#### [REQUEST]
Give the number of lines in the records below that include "Time". Reply with that number alone.

Figure record extracts
-- start --

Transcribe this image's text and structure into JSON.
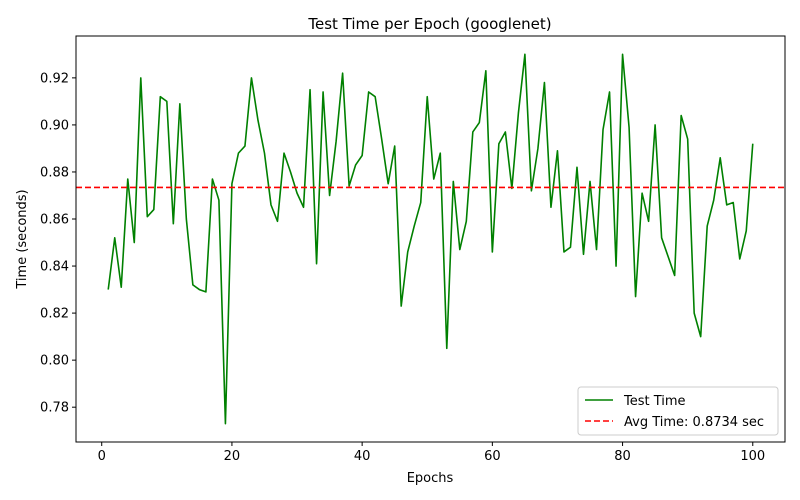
{
  "chart_data": {
    "type": "line",
    "title": "Test Time per Epoch (googlenet)",
    "xlabel": "Epochs",
    "ylabel": "Time (seconds)",
    "xlim": [
      -3.95,
      104.95
    ],
    "ylim": [
      0.7652,
      0.9378
    ],
    "xticks": [
      0,
      20,
      40,
      60,
      80,
      100
    ],
    "xtick_labels": [
      "0",
      "20",
      "40",
      "60",
      "80",
      "100"
    ],
    "yticks": [
      0.78,
      0.8,
      0.82,
      0.84,
      0.86,
      0.88,
      0.9,
      0.92
    ],
    "ytick_labels": [
      "0.78",
      "0.80",
      "0.82",
      "0.84",
      "0.86",
      "0.88",
      "0.90",
      "0.92"
    ],
    "grid": false,
    "legend_position": "lower-right",
    "series": [
      {
        "name": "Test Time",
        "color": "#008000",
        "style": "solid",
        "x": [
          1,
          2,
          3,
          4,
          5,
          6,
          7,
          8,
          9,
          10,
          11,
          12,
          13,
          14,
          15,
          16,
          17,
          18,
          19,
          20,
          21,
          22,
          23,
          24,
          25,
          26,
          27,
          28,
          29,
          30,
          31,
          32,
          33,
          34,
          35,
          36,
          37,
          38,
          39,
          40,
          41,
          42,
          43,
          44,
          45,
          46,
          47,
          48,
          49,
          50,
          51,
          52,
          53,
          54,
          55,
          56,
          57,
          58,
          59,
          60,
          61,
          62,
          63,
          64,
          65,
          66,
          67,
          68,
          69,
          70,
          71,
          72,
          73,
          74,
          75,
          76,
          77,
          78,
          79,
          80,
          81,
          82,
          83,
          84,
          85,
          86,
          87,
          88,
          89,
          90,
          91,
          92,
          93,
          94,
          95,
          96,
          97,
          98,
          99,
          100
        ],
        "y": [
          0.83,
          0.852,
          0.831,
          0.877,
          0.85,
          0.92,
          0.861,
          0.864,
          0.912,
          0.91,
          0.858,
          0.909,
          0.86,
          0.832,
          0.83,
          0.829,
          0.877,
          0.868,
          0.773,
          0.875,
          0.888,
          0.891,
          0.92,
          0.902,
          0.888,
          0.866,
          0.859,
          0.888,
          0.88,
          0.871,
          0.865,
          0.915,
          0.841,
          0.914,
          0.87,
          0.893,
          0.922,
          0.874,
          0.883,
          0.887,
          0.914,
          0.912,
          0.894,
          0.875,
          0.891,
          0.823,
          0.846,
          0.857,
          0.867,
          0.912,
          0.877,
          0.888,
          0.805,
          0.876,
          0.847,
          0.859,
          0.897,
          0.901,
          0.923,
          0.846,
          0.892,
          0.897,
          0.873,
          0.905,
          0.93,
          0.872,
          0.89,
          0.918,
          0.865,
          0.889,
          0.846,
          0.848,
          0.882,
          0.845,
          0.876,
          0.847,
          0.898,
          0.914,
          0.84,
          0.93,
          0.899,
          0.827,
          0.871,
          0.859,
          0.9,
          0.852,
          0.844,
          0.836,
          0.904,
          0.894,
          0.82,
          0.81,
          0.857,
          0.868,
          0.886,
          0.866,
          0.867,
          0.843,
          0.855,
          0.892
        ]
      },
      {
        "name": "Avg Time: 0.8734 sec",
        "color": "#ff0000",
        "style": "dashed",
        "hline": 0.8734
      }
    ]
  }
}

-- end --

#### [SOLVED PROBLEM]
4